# REQUIRED TASK
Copy every line of the records below where the word "name" occurs.
:: EXCERPTED RECORDS ::
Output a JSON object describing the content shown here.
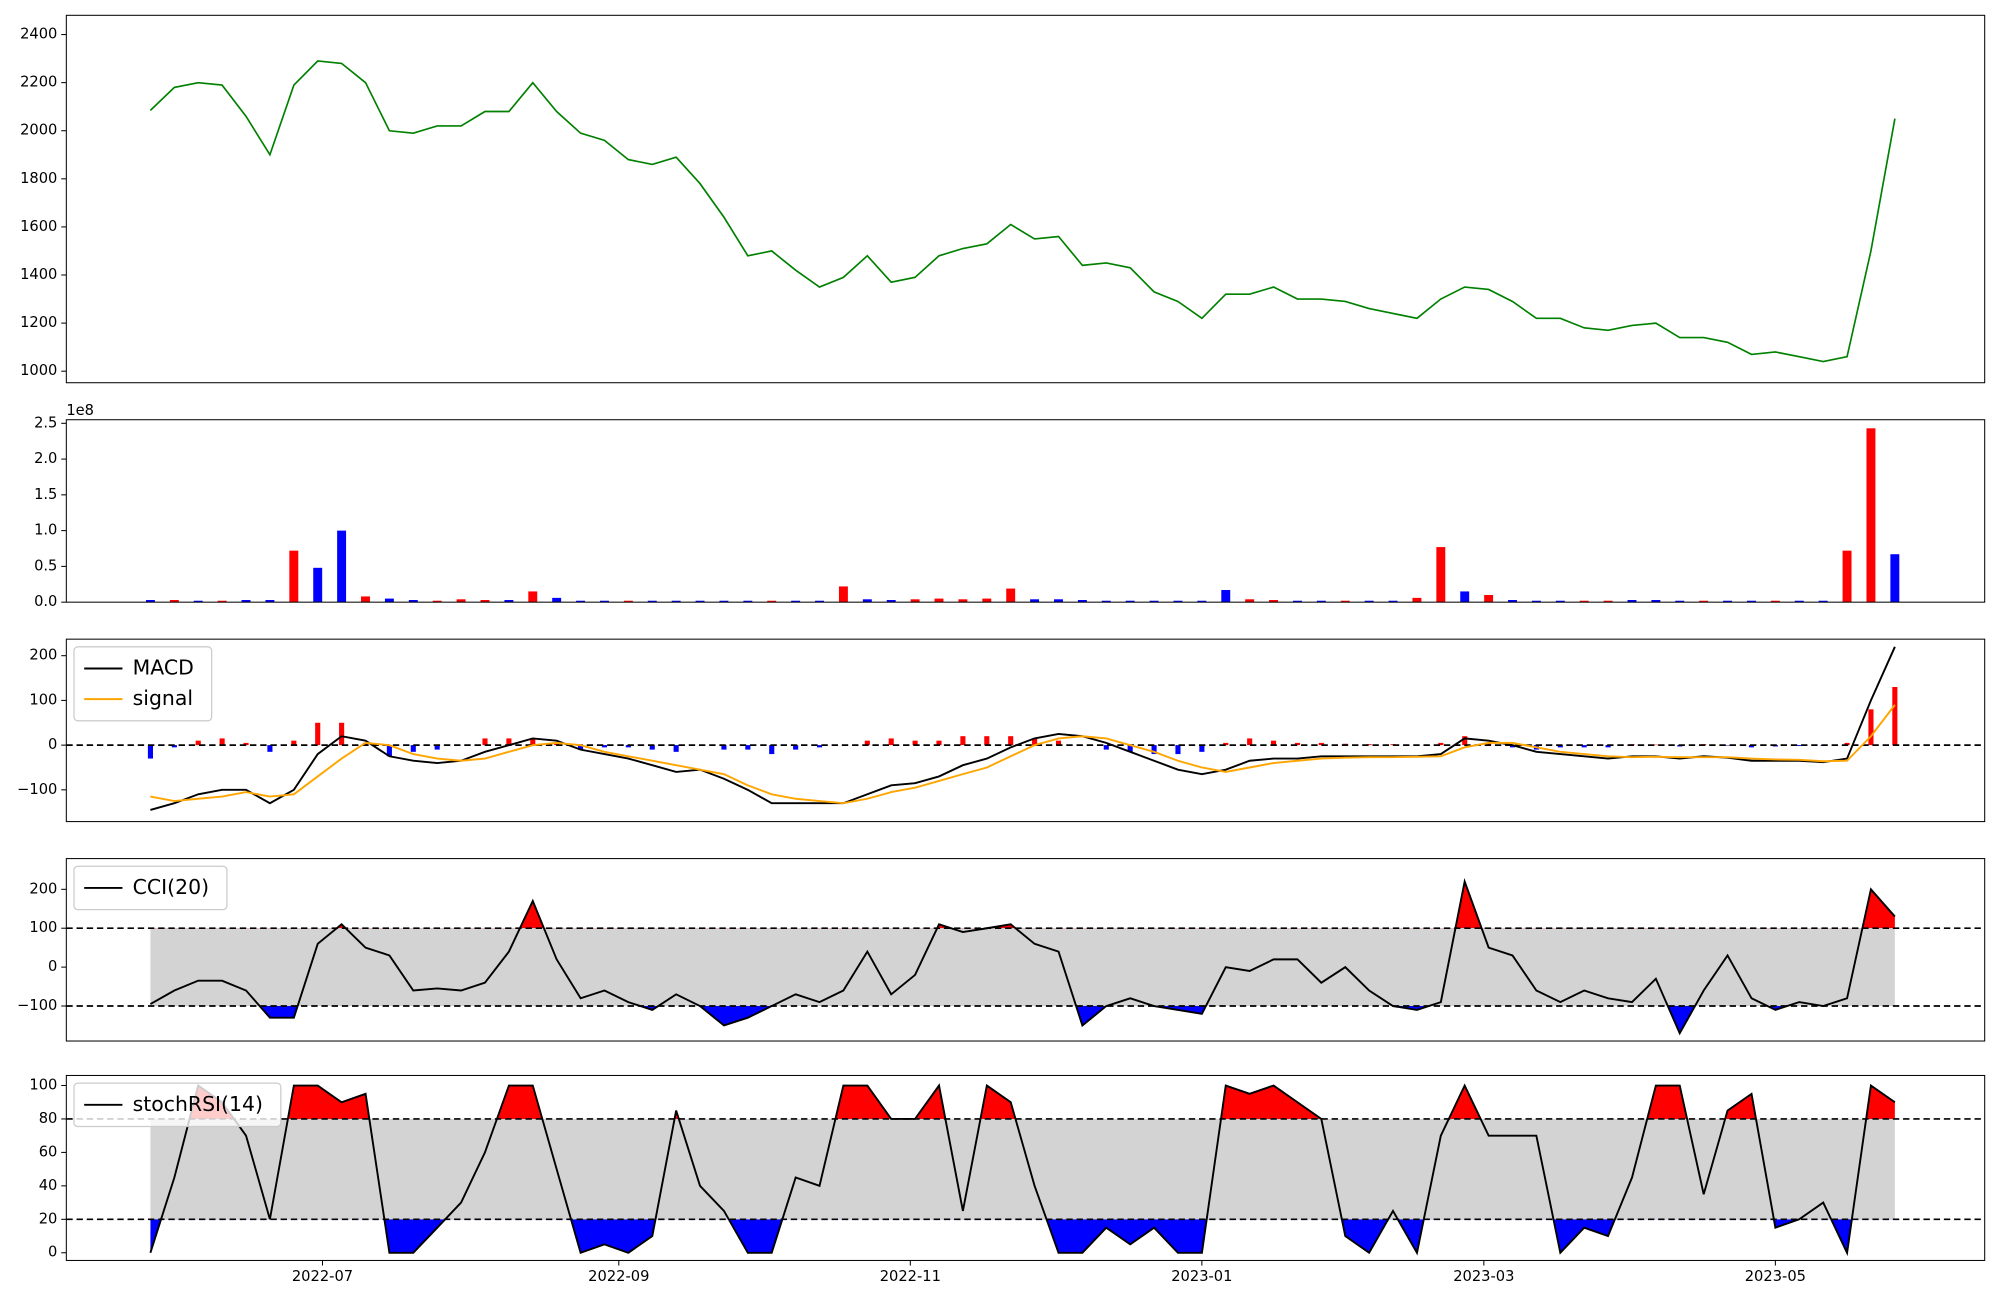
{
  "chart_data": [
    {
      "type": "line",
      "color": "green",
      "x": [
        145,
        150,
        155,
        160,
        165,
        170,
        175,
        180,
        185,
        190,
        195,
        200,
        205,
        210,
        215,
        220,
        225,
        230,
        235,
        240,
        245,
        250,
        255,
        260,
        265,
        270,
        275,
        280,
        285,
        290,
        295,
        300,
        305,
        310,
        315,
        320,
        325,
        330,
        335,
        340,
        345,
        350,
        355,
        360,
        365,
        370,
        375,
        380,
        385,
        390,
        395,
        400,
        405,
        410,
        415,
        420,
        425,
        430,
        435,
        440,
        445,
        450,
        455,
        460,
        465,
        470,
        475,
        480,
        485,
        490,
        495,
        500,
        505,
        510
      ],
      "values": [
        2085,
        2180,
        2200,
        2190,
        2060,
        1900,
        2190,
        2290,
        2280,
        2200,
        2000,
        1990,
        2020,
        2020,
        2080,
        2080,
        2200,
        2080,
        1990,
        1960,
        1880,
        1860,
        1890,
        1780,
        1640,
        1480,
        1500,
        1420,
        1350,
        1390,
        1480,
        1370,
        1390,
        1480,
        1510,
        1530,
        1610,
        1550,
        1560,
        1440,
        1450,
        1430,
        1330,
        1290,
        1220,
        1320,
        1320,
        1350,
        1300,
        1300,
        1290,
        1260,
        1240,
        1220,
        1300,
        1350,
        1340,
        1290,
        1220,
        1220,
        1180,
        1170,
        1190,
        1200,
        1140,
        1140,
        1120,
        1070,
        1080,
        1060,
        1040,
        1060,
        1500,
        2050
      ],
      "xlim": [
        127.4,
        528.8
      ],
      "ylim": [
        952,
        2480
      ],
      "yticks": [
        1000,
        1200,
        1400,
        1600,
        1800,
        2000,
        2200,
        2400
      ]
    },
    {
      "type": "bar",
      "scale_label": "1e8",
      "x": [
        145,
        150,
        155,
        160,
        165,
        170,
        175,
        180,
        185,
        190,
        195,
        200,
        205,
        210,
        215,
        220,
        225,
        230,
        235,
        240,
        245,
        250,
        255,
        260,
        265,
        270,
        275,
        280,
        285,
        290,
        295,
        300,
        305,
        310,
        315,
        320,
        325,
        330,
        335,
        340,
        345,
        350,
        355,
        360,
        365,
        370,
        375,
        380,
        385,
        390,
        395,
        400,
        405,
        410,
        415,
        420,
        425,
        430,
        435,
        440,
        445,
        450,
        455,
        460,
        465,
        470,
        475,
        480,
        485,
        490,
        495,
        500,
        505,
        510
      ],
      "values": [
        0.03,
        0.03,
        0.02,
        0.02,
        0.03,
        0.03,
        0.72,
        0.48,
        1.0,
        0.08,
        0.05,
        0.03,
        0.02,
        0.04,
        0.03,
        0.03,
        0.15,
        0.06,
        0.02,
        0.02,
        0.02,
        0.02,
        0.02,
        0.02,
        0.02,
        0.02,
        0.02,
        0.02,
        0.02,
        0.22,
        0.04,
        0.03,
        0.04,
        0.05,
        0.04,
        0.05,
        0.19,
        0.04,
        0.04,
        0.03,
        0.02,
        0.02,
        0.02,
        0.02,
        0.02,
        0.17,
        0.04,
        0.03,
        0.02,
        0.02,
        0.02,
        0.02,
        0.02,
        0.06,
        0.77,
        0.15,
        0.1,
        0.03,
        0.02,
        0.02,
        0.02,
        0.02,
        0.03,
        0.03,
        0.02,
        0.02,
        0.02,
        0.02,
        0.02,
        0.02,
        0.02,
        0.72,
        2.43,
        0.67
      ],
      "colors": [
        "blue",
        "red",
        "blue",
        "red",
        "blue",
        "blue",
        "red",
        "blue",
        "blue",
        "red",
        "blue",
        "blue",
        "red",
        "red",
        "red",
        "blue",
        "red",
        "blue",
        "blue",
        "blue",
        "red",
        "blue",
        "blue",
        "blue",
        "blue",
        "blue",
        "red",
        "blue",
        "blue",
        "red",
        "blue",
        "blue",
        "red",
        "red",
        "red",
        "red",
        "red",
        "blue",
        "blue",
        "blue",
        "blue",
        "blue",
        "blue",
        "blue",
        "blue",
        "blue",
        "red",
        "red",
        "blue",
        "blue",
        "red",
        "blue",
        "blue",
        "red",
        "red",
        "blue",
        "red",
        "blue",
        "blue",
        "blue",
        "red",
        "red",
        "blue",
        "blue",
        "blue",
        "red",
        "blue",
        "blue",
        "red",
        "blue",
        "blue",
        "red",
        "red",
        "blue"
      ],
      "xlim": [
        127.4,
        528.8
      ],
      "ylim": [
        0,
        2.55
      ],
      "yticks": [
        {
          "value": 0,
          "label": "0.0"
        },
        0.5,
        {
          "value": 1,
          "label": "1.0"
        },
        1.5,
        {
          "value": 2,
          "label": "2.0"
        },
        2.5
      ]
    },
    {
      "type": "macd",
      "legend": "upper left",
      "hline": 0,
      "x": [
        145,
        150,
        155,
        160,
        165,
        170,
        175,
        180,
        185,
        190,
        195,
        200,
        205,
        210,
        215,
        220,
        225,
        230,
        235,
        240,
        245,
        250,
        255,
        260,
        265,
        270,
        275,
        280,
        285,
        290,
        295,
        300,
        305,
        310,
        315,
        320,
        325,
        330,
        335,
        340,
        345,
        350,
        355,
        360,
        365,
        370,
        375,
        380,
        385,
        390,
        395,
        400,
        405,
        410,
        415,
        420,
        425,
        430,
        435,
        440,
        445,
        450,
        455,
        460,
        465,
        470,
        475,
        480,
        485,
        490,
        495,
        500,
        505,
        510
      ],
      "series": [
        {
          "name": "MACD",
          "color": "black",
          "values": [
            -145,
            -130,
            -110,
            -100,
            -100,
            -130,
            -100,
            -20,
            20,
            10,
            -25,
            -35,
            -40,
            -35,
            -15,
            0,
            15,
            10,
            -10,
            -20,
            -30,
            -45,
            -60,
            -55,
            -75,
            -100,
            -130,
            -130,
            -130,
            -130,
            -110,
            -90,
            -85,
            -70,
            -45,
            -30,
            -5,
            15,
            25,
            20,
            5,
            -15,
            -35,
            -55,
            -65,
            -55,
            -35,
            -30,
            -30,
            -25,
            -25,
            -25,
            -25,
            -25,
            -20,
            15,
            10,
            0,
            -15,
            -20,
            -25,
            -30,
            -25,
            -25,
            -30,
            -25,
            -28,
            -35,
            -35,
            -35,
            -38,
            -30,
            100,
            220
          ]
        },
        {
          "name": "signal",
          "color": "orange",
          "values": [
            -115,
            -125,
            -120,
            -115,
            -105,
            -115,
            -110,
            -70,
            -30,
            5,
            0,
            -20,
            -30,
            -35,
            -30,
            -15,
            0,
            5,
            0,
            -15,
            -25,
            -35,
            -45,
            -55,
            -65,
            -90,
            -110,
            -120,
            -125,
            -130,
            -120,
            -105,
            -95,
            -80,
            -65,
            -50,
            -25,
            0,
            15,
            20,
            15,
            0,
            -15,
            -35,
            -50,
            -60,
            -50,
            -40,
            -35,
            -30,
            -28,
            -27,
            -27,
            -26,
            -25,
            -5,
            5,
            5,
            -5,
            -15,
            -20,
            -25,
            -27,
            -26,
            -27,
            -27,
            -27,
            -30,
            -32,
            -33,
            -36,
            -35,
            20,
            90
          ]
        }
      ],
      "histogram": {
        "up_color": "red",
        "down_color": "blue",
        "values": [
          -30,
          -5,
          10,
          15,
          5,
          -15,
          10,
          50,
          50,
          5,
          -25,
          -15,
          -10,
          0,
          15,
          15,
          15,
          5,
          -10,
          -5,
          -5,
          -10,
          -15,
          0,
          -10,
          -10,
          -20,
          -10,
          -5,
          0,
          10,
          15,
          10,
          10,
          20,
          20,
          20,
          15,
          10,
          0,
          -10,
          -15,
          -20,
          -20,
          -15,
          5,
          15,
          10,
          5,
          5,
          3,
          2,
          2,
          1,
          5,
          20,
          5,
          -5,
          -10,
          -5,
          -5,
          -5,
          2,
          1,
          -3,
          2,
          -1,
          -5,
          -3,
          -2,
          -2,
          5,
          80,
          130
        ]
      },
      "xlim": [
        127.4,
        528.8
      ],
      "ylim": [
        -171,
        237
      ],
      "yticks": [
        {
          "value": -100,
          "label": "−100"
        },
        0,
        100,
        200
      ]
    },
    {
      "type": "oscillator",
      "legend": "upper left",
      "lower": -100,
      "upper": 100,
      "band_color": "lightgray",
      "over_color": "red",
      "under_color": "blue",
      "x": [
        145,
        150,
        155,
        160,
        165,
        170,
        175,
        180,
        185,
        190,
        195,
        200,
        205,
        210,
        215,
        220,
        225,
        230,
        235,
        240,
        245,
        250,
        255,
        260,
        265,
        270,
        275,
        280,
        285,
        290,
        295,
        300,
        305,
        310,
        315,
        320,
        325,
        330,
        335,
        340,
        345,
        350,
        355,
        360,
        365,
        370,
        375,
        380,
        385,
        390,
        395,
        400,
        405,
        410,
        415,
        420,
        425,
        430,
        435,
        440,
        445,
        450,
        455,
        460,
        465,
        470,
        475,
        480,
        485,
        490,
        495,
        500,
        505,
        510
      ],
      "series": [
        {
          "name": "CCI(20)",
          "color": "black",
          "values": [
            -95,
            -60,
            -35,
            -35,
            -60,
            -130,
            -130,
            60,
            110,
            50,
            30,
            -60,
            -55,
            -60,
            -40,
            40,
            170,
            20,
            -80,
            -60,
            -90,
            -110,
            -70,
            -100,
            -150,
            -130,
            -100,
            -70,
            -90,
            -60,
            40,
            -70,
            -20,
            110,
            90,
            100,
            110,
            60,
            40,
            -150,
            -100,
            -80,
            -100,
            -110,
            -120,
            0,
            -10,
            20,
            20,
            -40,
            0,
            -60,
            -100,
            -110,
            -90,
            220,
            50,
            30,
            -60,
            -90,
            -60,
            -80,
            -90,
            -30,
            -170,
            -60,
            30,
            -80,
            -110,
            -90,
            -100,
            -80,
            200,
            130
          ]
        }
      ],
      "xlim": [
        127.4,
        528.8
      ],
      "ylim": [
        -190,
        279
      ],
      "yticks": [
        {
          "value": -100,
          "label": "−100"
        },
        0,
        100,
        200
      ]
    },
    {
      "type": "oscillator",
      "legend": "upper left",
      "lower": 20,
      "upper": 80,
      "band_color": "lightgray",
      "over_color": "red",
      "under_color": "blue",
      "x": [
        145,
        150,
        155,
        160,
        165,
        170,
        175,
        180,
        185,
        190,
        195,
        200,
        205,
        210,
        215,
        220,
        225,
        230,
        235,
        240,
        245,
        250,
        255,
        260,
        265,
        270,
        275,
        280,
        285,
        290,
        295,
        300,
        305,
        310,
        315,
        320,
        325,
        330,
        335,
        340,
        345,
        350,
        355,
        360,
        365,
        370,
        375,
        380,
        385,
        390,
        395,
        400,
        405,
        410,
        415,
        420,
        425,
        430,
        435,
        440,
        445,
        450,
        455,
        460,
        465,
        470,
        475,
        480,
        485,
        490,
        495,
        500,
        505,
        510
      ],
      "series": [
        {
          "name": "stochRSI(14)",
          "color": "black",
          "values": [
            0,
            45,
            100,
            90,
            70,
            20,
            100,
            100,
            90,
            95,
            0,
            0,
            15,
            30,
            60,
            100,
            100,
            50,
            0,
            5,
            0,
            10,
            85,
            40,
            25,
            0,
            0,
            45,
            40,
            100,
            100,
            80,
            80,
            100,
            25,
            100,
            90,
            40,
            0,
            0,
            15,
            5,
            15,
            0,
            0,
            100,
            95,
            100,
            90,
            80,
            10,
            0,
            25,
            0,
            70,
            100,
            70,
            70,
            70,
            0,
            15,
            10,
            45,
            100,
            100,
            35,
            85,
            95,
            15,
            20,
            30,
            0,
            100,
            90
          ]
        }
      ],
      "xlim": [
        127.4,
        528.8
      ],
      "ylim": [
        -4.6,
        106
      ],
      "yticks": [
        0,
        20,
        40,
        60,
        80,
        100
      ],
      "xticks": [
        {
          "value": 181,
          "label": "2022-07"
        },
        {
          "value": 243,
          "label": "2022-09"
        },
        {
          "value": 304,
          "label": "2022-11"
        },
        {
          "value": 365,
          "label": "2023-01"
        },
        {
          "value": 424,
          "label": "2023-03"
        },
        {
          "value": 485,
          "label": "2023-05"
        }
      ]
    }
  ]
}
:::
# SOLUTION TO THIS EXERCISE
          "name": "MACD",
          "name": "signal",
          "name": "CCI(20)",
          "name": "stochRSI(14)",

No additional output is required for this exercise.